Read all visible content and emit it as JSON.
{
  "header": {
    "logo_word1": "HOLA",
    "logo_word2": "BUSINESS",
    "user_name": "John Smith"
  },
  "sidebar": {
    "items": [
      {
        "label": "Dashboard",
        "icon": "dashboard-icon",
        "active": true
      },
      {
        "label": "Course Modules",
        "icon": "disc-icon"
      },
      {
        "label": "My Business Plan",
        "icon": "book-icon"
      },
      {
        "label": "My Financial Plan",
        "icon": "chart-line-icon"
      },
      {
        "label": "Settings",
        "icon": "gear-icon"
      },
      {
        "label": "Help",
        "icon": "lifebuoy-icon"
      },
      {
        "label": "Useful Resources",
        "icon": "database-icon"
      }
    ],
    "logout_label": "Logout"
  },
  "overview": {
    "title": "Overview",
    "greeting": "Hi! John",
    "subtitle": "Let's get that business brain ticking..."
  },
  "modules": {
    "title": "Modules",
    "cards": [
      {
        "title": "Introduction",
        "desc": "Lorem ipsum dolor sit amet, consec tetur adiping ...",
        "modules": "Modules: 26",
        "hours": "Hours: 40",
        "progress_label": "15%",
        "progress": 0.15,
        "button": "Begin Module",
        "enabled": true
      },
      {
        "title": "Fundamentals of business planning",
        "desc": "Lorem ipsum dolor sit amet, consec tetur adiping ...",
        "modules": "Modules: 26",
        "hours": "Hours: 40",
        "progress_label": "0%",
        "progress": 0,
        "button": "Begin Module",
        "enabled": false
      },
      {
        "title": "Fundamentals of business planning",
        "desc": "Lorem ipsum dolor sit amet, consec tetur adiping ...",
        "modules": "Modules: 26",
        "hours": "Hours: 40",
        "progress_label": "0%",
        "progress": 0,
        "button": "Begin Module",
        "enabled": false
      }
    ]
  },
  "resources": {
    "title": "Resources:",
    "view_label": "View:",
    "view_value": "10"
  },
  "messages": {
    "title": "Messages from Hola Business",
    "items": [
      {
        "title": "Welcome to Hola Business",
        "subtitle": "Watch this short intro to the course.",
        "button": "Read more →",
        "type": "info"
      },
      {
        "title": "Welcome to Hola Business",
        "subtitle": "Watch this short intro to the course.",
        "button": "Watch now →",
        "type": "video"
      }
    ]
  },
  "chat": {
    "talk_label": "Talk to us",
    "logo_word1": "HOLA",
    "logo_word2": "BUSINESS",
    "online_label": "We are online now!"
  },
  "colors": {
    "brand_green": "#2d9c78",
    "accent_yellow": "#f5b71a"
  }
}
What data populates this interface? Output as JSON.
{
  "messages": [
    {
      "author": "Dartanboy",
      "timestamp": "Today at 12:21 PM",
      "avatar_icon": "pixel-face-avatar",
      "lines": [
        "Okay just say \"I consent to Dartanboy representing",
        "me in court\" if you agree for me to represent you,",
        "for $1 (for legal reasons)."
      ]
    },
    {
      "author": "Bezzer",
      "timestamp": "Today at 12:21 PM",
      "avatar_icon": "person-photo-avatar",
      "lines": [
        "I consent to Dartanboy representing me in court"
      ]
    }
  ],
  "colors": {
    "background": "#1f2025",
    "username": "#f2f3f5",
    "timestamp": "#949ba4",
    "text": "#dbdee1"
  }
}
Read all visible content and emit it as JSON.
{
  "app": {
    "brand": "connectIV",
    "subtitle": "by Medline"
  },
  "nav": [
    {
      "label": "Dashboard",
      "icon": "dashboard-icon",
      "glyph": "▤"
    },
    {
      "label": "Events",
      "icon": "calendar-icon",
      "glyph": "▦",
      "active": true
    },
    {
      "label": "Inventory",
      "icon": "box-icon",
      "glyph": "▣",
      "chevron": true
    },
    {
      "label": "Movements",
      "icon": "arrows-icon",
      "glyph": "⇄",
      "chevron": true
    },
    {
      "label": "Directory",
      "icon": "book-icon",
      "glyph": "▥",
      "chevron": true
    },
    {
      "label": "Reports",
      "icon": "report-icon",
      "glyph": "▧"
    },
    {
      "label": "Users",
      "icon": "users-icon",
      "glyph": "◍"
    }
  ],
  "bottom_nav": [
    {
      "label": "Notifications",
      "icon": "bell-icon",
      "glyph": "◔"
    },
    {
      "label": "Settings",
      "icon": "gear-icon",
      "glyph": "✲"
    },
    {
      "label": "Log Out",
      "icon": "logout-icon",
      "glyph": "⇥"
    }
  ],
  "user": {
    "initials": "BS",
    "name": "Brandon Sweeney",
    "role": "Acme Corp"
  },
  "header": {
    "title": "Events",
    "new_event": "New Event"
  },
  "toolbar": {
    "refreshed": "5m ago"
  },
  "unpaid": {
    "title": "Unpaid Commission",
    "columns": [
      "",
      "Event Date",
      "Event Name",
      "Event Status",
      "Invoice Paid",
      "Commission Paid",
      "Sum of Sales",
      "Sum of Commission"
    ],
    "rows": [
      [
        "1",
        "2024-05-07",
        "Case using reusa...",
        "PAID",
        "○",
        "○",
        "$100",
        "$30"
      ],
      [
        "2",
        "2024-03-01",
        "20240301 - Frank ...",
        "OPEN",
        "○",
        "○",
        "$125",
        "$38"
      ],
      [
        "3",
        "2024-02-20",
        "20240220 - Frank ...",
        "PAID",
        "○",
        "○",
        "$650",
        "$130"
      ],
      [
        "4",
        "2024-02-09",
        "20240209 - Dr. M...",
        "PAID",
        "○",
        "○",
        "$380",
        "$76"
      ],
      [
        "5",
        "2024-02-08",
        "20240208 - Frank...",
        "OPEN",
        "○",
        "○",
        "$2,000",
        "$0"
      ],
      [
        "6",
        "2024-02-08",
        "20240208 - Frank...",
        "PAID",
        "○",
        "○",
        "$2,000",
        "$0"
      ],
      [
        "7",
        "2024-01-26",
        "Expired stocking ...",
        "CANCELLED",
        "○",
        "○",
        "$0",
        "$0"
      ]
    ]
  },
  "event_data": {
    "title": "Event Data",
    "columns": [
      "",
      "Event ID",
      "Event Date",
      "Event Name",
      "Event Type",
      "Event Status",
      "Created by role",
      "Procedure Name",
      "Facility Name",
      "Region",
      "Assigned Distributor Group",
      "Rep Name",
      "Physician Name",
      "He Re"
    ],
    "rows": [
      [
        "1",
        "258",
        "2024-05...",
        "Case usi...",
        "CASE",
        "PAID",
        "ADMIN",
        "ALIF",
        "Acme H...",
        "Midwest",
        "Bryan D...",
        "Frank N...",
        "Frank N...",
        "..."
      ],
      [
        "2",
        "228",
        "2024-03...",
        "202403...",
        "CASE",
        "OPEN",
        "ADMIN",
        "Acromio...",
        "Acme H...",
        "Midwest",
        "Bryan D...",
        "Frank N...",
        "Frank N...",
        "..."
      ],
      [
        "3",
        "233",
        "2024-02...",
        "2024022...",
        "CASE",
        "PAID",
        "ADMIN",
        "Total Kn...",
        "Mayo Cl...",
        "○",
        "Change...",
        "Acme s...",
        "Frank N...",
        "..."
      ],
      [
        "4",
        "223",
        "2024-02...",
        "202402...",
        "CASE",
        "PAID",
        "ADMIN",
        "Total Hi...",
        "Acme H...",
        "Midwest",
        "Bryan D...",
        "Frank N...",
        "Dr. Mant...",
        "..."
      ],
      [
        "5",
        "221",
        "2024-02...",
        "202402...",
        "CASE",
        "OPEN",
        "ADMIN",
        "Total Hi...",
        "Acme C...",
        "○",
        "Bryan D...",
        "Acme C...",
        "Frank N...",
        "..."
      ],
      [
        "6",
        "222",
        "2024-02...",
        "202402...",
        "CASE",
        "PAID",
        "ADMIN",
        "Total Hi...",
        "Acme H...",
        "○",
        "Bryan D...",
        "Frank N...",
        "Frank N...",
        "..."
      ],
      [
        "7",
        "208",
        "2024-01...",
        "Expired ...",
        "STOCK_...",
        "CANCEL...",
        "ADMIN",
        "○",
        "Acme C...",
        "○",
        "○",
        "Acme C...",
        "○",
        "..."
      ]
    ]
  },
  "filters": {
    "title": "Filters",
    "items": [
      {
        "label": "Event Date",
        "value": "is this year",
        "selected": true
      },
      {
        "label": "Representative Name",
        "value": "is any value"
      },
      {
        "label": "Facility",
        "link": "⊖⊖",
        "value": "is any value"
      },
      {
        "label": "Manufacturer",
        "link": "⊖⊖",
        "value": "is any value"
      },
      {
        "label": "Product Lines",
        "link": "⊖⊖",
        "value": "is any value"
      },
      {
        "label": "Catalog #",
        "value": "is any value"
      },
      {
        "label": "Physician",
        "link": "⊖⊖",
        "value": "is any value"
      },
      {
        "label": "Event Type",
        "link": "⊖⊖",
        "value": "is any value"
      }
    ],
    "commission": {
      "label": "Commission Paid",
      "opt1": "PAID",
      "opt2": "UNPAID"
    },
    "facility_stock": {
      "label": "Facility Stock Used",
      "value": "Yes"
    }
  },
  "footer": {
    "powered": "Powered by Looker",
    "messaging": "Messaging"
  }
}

----------------------------------------

■ What is expected
Show, from the listing above, each line that contains the word "glyph".

■ Expected answer
      "glyph": "▤"
      "glyph": "▦",
      "glyph": "▣",
      "glyph": "⇄",
      "glyph": "▥",
      "glyph": "▧"
      "glyph": "◍"
      "glyph": "◔"
      "glyph": "✲"
      "glyph": "⇥"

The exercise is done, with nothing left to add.